• Exercise directions: Write the material out again, line by line, exactly as it is.

[Start]

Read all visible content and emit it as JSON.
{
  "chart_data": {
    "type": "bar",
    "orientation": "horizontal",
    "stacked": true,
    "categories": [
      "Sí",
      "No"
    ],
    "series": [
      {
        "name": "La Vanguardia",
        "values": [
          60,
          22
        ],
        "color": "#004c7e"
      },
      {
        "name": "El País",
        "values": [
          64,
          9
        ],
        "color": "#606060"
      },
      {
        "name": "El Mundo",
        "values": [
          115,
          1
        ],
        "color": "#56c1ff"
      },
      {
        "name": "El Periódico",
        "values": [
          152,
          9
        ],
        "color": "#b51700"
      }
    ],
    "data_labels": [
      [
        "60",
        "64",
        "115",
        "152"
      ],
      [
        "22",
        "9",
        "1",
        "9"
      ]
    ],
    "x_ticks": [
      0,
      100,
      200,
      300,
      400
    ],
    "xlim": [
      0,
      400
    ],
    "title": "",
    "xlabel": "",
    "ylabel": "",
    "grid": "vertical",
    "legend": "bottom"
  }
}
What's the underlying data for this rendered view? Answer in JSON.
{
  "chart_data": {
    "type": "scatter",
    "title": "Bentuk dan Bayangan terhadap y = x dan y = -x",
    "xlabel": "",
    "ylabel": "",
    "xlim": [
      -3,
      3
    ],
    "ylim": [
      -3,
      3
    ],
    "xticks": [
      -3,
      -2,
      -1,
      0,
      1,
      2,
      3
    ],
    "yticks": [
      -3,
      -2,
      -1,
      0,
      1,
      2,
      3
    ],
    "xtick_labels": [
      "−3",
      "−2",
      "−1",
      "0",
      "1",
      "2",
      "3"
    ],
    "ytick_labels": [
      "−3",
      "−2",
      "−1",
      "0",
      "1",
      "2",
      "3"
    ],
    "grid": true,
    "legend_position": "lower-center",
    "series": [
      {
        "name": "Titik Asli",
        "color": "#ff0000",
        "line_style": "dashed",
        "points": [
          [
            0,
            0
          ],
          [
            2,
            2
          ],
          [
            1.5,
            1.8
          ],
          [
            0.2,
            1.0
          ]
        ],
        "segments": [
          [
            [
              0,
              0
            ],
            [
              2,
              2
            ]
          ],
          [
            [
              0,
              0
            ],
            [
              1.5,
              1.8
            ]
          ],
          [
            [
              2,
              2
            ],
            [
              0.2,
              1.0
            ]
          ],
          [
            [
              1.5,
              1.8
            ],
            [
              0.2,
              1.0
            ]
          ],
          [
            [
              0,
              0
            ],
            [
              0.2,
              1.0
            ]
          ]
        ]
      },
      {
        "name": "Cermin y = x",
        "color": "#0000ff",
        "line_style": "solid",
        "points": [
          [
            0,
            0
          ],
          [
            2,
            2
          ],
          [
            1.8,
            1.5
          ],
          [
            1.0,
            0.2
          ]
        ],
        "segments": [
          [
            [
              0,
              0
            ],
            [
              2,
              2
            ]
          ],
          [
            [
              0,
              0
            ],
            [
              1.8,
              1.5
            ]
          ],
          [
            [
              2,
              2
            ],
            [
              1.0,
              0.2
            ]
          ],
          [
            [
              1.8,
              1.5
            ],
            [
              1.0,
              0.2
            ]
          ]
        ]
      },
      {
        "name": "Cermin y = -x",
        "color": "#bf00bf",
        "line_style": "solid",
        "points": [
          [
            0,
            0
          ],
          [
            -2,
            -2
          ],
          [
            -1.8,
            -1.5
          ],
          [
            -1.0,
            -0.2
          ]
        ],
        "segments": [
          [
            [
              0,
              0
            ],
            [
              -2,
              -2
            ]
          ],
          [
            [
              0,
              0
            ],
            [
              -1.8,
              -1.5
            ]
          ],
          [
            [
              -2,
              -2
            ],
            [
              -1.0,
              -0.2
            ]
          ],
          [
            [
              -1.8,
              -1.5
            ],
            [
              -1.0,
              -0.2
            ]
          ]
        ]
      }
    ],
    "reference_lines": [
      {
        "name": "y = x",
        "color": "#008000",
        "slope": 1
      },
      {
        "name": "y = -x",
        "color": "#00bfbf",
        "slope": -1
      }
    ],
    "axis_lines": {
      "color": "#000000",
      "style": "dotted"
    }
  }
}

[End]

• Response to the task:
Read all visible content and emit it as JSON.
{
  "chart_data": {
    "type": "bar",
    "orientation": "horizontal",
    "stacked": true,
    "categories": [
      "Sí",
      "No"
    ],
    "series": [
      {
        "name": "La Vanguardia",
        "values": [
          60,
          22
        ],
        "color": "#004c7e"
      },
      {
        "name": "El País",
        "values": [
          64,
          9
        ],
        "color": "#606060"
      },
      {
        "name": "El Mundo",
        "values": [
          115,
          1
        ],
        "color": "#56c1ff"
      },
      {
        "name": "El Periódico",
        "values": [
          152,
          9
        ],
        "color": "#b51700"
      }
    ],
    "data_labels": [
      [
        "60",
        "64",
        "115",
        "152"
      ],
      [
        "22",
        "9",
        "1",
        "9"
      ]
    ],
    "x_ticks": [
      0,
      100,
      200,
      300,
      400
    ],
    "xlim": [
      0,
      400
    ],
    "title": "",
    "xlabel": "",
    "ylabel": "",
    "grid": "vertical",
    "legend": "bottom"
  }
}
What's the underlying data for this rendered view? Answer in JSON.
{
  "chart_data": {
    "type": "scatter",
    "title": "Bentuk dan Bayangan terhadap y = x dan y = -x",
    "xlabel": "",
    "ylabel": "",
    "xlim": [
      -3,
      3
    ],
    "ylim": [
      -3,
      3
    ],
    "xticks": [
      -3,
      -2,
      -1,
      0,
      1,
      2,
      3
    ],
    "yticks": [
      -3,
      -2,
      -1,
      0,
      1,
      2,
      3
    ],
    "xtick_labels": [
      "−3",
      "−2",
      "−1",
      "0",
      "1",
      "2",
      "3"
    ],
    "ytick_labels": [
      "−3",
      "−2",
      "−1",
      "0",
      "1",
      "2",
      "3"
    ],
    "grid": true,
    "legend_position": "lower-center",
    "series": [
      {
        "name": "Titik Asli",
        "color": "#ff0000",
        "line_style": "dashed",
        "points": [
          [
            0,
            0
          ],
          [
            2,
            2
          ],
          [
            1.5,
            1.8
          ],
          [
            0.2,
            1.0
          ]
        ],
        "segments": [
          [
            [
              0,
              0
            ],
            [
              2,
              2
            ]
          ],
          [
            [
              0,
              0
            ],
            [
              1.5,
              1.8
            ]
          ],
          [
            [
              2,
              2
            ],
            [
              0.2,
              1.0
            ]
          ],
          [
            [
              1.5,
              1.8
            ],
            [
              0.2,
              1.0
            ]
          ],
          [
            [
              0,
              0
            ],
            [
              0.2,
              1.0
            ]
          ]
        ]
      },
      {
        "name": "Cermin y = x",
        "color": "#0000ff",
        "line_style": "solid",
        "points": [
          [
            0,
            0
          ],
          [
            2,
            2
          ],
          [
            1.8,
            1.5
          ],
          [
            1.0,
            0.2
          ]
        ],
        "segments": [
          [
            [
              0,
              0
            ],
            [
              2,
              2
            ]
          ],
          [
            [
              0,
              0
            ],
            [
              1.8,
              1.5
            ]
          ],
          [
            [
              2,
              2
            ],
            [
              1.0,
              0.2
            ]
          ],
          [
            [
              1.8,
              1.5
            ],
            [
              1.0,
              0.2
            ]
          ]
        ]
      },
      {
        "name": "Cermin y = -x",
        "color": "#bf00bf",
        "line_style": "solid",
        "points": [
          [
            0,
            0
          ],
          [
            -2,
            -2
          ],
          [
            -1.8,
            -1.5
          ],
          [
            -1.0,
            -0.2
          ]
        ],
        "segments": [
          [
            [
              0,
              0
            ],
            [
              -2,
              -2
            ]
          ],
          [
            [
              0,
              0
            ],
            [
              -1.8,
              -1.5
            ]
          ],
          [
            [
              -2,
              -2
            ],
            [
              -1.0,
              -0.2
            ]
          ],
          [
            [
              -1.8,
              -1.5
            ],
            [
              -1.0,
              -0.2
            ]
          ]
        ]
      }
    ],
    "reference_lines": [
      {
        "name": "y = x",
        "color": "#008000",
        "slope": 1
      },
      {
        "name": "y = -x",
        "color": "#00bfbf",
        "slope": -1
      }
    ],
    "axis_lines": {
      "color": "#000000",
      "style": "dotted"
    }
  }
}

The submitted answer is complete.